┌──

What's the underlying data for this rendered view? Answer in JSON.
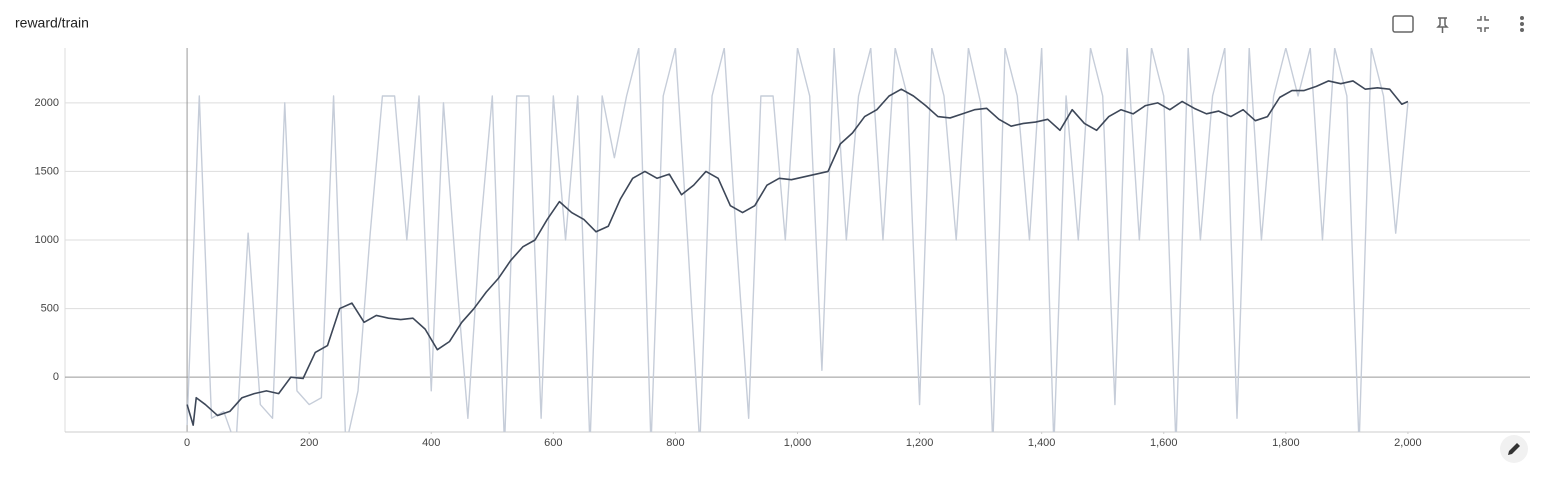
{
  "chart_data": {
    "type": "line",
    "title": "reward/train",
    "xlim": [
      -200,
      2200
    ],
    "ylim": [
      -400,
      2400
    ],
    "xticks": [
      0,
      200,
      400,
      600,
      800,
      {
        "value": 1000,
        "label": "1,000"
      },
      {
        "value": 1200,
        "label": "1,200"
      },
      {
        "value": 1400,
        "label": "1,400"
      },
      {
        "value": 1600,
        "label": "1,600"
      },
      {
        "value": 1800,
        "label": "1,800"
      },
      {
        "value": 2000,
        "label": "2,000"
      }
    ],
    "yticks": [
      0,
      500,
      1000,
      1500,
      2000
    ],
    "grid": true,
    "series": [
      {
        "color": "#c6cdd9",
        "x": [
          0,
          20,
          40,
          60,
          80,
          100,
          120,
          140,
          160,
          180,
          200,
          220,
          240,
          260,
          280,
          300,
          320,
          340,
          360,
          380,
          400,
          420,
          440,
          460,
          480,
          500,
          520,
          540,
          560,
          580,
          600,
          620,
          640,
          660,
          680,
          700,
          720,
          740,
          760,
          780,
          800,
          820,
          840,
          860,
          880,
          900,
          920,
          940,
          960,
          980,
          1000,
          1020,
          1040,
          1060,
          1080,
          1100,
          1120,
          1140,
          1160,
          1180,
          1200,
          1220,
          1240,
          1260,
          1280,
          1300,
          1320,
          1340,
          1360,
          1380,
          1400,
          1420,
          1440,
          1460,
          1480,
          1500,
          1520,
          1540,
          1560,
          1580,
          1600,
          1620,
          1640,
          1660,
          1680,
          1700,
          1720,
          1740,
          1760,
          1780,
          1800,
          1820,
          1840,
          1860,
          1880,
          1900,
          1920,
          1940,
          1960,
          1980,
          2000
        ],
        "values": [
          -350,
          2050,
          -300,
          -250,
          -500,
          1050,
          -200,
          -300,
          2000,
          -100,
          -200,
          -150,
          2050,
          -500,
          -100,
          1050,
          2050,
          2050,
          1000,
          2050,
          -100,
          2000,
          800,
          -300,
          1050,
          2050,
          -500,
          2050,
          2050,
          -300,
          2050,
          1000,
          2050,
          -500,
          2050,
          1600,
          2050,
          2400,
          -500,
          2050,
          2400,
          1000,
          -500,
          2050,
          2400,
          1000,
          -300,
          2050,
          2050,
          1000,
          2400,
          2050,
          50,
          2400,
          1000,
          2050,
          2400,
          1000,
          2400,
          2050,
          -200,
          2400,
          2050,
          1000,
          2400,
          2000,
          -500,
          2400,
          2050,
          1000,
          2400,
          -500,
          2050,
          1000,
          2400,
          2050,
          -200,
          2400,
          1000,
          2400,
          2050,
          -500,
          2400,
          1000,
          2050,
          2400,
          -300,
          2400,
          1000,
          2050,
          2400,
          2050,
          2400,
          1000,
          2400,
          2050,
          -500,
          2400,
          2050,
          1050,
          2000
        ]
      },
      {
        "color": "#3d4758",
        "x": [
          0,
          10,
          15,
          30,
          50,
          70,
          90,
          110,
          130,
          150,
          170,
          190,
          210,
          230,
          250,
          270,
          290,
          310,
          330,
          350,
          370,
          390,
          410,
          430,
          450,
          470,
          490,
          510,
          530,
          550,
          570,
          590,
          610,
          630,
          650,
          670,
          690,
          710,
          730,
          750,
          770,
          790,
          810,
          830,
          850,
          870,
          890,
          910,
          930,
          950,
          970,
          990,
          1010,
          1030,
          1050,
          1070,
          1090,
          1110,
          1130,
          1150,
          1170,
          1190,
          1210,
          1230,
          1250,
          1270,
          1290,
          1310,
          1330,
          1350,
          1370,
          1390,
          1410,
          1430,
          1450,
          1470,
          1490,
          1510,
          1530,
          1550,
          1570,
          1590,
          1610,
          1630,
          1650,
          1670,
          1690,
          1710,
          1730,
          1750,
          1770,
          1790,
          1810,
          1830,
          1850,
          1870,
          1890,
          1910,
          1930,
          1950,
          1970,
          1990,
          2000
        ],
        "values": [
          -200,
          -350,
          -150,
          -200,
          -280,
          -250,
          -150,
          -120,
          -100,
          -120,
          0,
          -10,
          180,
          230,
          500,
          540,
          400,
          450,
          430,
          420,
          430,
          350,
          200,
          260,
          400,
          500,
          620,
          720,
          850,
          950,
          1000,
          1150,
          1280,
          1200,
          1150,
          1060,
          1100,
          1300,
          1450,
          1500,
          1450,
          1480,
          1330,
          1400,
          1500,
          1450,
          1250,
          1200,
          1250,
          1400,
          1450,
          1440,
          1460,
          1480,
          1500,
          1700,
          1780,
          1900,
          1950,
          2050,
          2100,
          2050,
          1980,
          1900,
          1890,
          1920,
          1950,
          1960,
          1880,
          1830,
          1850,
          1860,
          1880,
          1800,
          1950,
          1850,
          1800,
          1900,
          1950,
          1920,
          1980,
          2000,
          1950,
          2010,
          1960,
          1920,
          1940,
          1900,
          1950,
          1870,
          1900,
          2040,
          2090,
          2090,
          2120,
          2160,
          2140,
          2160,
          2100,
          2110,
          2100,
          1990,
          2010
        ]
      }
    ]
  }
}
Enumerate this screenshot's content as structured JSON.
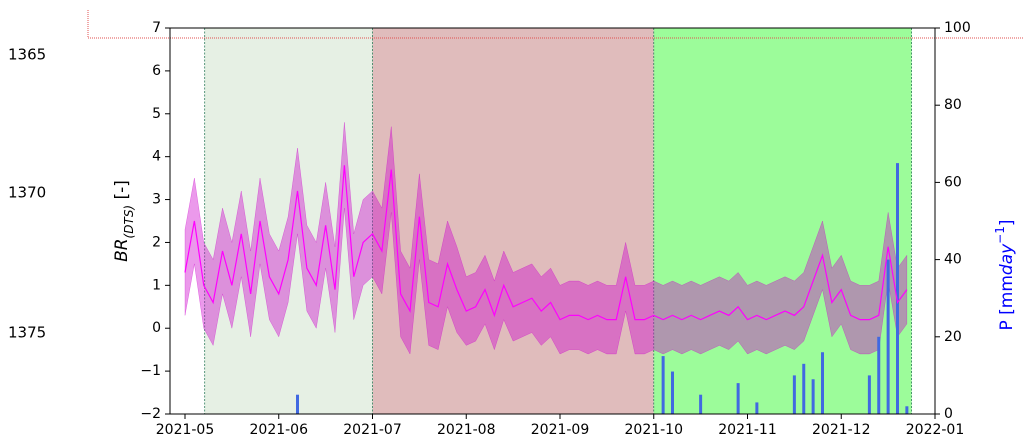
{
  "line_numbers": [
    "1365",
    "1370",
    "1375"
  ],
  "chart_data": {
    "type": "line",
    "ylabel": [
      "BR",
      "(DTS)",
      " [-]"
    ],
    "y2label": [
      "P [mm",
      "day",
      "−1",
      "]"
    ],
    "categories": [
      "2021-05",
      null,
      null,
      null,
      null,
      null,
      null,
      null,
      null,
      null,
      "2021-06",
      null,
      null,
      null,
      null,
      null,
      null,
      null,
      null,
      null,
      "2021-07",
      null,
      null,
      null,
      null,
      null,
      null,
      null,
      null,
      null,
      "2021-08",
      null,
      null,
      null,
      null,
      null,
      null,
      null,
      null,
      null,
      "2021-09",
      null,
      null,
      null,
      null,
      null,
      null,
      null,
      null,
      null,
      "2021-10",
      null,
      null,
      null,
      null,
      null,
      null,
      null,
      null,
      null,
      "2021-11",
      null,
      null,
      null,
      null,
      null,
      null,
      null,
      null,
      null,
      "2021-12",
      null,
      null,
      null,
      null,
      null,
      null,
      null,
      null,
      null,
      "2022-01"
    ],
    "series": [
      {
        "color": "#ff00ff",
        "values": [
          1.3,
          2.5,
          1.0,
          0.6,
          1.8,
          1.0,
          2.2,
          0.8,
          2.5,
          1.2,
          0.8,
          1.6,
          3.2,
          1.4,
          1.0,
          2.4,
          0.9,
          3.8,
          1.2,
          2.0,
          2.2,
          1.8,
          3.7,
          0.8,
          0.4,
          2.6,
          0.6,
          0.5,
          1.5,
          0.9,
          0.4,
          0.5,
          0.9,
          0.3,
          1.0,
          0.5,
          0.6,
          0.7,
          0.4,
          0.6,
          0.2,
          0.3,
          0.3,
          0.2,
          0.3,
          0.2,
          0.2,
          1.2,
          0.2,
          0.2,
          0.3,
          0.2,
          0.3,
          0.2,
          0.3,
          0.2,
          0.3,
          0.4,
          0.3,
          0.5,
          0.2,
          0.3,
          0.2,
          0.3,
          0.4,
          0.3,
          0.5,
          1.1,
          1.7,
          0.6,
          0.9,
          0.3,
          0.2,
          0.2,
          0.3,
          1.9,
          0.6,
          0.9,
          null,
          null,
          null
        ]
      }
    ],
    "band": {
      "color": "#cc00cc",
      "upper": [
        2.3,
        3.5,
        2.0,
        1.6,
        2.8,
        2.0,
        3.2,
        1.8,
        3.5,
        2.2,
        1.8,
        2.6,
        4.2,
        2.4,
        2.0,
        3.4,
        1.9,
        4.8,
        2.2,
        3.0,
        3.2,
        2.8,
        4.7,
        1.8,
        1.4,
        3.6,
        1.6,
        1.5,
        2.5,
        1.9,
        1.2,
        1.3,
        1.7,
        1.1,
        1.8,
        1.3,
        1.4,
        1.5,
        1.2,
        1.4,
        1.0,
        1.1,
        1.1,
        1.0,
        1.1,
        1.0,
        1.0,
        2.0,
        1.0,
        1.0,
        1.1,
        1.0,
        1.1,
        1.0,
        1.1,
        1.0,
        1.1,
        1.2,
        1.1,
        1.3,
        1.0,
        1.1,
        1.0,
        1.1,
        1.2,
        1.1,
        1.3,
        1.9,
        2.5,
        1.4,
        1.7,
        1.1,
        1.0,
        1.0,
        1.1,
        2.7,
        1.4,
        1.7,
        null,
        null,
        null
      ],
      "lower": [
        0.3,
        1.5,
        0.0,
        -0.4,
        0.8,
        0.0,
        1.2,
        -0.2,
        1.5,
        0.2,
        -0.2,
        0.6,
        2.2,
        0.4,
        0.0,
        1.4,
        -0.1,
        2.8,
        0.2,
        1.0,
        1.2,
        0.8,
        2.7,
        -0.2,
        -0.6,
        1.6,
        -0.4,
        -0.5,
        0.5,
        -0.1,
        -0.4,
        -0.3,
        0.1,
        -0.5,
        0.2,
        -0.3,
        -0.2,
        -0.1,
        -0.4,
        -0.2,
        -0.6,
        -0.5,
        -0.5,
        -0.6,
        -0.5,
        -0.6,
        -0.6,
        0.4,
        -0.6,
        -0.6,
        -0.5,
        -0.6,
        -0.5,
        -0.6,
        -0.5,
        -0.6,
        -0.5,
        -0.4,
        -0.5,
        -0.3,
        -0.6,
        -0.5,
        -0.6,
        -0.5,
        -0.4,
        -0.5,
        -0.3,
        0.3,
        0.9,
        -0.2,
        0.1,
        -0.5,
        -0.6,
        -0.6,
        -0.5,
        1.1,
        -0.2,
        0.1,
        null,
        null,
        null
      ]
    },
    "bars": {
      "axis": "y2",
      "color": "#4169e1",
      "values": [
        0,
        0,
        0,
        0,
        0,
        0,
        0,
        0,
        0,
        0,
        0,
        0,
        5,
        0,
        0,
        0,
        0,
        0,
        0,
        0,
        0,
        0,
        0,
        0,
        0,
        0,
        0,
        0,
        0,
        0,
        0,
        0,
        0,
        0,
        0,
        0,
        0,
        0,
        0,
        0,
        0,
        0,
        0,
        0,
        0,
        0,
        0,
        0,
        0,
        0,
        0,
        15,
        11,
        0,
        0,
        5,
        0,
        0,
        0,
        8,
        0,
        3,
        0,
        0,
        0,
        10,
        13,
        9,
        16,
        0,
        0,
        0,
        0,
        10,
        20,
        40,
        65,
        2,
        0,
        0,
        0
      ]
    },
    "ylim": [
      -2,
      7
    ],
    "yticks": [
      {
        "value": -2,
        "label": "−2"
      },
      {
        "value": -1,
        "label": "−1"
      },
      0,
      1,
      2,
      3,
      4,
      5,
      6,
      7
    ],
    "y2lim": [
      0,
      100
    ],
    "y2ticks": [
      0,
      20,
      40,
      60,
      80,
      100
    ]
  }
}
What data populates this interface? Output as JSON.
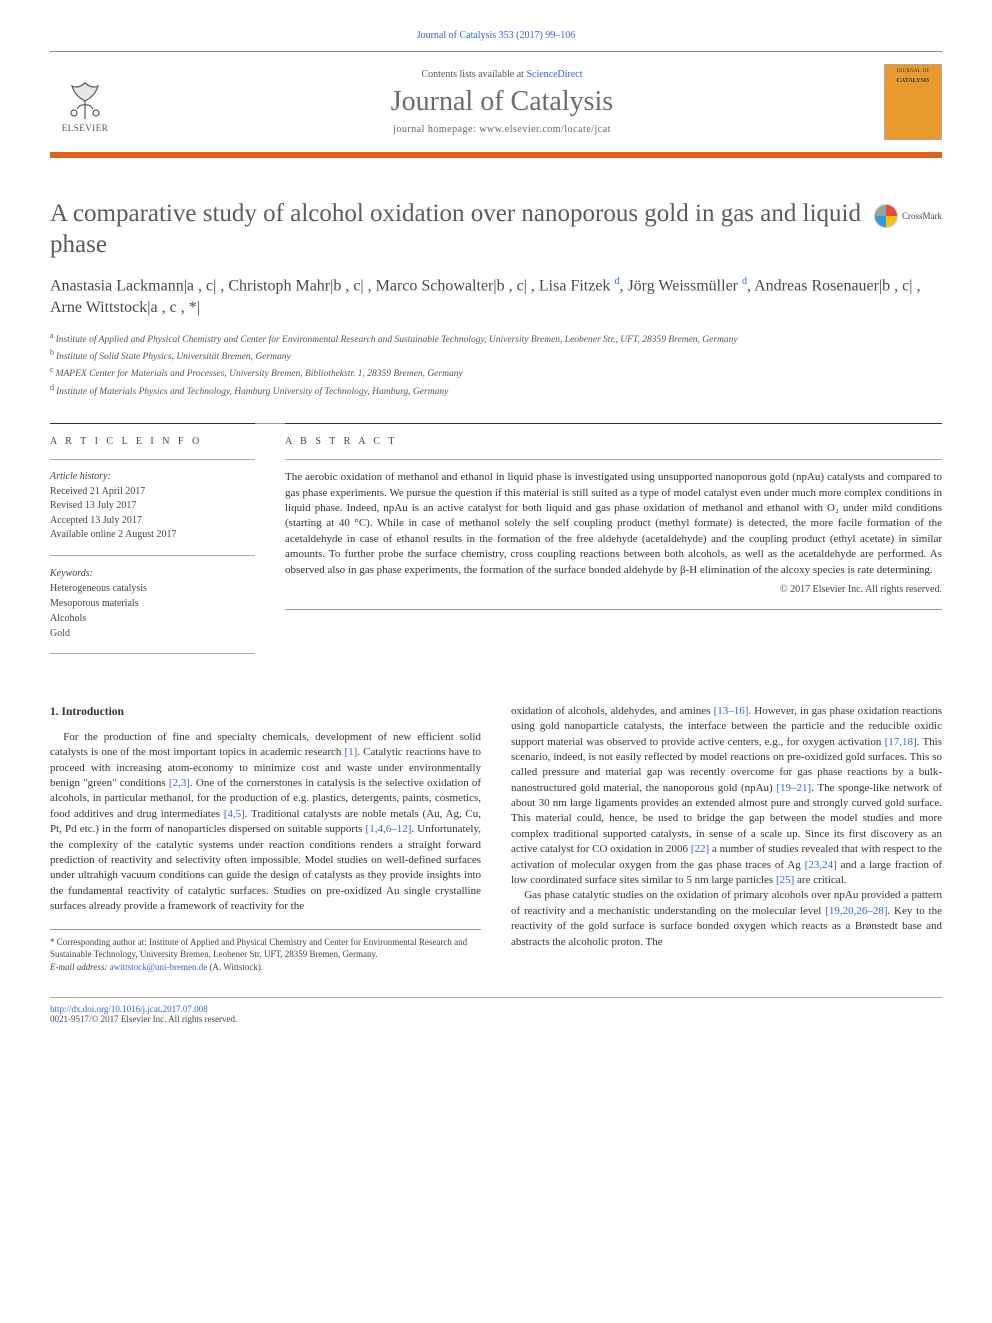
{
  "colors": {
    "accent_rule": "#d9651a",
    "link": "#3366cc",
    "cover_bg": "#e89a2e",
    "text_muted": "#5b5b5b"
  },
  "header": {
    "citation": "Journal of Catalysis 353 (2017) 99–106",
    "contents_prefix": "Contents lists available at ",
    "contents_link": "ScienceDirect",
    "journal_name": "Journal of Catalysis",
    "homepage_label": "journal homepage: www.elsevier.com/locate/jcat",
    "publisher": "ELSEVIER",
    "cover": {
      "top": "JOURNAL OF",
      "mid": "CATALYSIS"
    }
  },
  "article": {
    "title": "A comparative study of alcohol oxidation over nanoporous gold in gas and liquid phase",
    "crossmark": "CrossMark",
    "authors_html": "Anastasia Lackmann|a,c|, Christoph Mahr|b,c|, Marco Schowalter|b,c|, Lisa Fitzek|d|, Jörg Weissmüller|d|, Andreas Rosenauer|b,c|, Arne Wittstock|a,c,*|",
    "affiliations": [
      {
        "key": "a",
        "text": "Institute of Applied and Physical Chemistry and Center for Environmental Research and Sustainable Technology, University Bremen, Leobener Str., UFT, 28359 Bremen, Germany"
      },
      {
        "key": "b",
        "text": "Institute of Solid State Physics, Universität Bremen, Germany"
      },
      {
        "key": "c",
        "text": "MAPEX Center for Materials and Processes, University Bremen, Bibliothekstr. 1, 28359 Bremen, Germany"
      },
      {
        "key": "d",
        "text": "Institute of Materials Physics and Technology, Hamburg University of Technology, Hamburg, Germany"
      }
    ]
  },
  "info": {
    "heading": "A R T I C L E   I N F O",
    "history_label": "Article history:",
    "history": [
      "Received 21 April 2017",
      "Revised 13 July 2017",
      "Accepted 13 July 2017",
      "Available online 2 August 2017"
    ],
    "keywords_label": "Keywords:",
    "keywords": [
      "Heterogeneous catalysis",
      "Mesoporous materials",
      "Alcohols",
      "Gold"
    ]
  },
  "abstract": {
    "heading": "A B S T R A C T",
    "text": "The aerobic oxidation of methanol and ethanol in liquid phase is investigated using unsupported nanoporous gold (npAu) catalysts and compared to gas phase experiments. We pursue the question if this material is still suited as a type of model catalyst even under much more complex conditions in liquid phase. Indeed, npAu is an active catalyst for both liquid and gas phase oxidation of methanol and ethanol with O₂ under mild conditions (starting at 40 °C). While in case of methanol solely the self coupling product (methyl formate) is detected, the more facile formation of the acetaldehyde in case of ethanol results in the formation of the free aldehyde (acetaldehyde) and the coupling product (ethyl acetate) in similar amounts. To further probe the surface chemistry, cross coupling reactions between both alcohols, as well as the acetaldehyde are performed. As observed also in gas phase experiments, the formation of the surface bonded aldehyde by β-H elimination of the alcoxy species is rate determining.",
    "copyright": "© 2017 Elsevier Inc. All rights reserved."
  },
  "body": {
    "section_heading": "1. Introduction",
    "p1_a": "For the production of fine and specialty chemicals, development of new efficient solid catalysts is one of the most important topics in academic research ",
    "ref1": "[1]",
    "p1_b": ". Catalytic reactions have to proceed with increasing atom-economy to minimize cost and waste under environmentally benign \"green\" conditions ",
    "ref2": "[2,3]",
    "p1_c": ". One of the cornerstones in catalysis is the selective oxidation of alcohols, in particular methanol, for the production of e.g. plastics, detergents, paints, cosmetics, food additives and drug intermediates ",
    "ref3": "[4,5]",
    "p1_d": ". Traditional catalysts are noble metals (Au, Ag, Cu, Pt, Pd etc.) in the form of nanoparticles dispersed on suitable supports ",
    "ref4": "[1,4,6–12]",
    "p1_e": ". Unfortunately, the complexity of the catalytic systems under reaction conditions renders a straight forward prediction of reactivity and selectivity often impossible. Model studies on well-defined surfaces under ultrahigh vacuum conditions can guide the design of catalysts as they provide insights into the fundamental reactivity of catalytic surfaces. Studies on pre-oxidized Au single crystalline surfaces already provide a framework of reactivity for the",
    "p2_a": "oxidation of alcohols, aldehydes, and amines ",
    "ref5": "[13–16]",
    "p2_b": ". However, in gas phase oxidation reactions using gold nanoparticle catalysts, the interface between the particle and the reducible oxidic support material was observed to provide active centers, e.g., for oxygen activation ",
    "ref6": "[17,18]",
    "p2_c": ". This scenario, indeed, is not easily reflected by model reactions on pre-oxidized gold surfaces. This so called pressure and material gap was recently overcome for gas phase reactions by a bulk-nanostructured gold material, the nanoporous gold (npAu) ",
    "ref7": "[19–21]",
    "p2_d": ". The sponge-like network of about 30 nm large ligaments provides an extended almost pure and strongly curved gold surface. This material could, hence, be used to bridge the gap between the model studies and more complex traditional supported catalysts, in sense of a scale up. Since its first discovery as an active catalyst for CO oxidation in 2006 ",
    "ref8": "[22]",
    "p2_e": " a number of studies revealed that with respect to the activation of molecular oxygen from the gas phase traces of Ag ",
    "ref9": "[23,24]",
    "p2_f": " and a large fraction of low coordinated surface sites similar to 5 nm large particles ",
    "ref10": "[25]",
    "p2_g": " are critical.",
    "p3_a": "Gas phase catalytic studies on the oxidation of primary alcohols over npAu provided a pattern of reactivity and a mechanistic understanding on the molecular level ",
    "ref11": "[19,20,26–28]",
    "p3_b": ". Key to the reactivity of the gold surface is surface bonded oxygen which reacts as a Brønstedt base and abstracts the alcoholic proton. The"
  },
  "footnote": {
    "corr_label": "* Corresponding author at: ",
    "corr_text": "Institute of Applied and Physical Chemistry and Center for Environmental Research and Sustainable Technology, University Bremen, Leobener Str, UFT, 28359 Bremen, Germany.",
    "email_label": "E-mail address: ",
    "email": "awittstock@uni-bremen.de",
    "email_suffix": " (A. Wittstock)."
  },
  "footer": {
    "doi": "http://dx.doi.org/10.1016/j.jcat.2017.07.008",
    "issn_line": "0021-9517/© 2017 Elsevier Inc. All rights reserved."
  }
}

└──

### Set task
Identify lines with the string "What". Copy each one.

### Worked answer
What's the underlying data for this rendered view? Answer in JSON.
What data populates this interface? Output as JSON.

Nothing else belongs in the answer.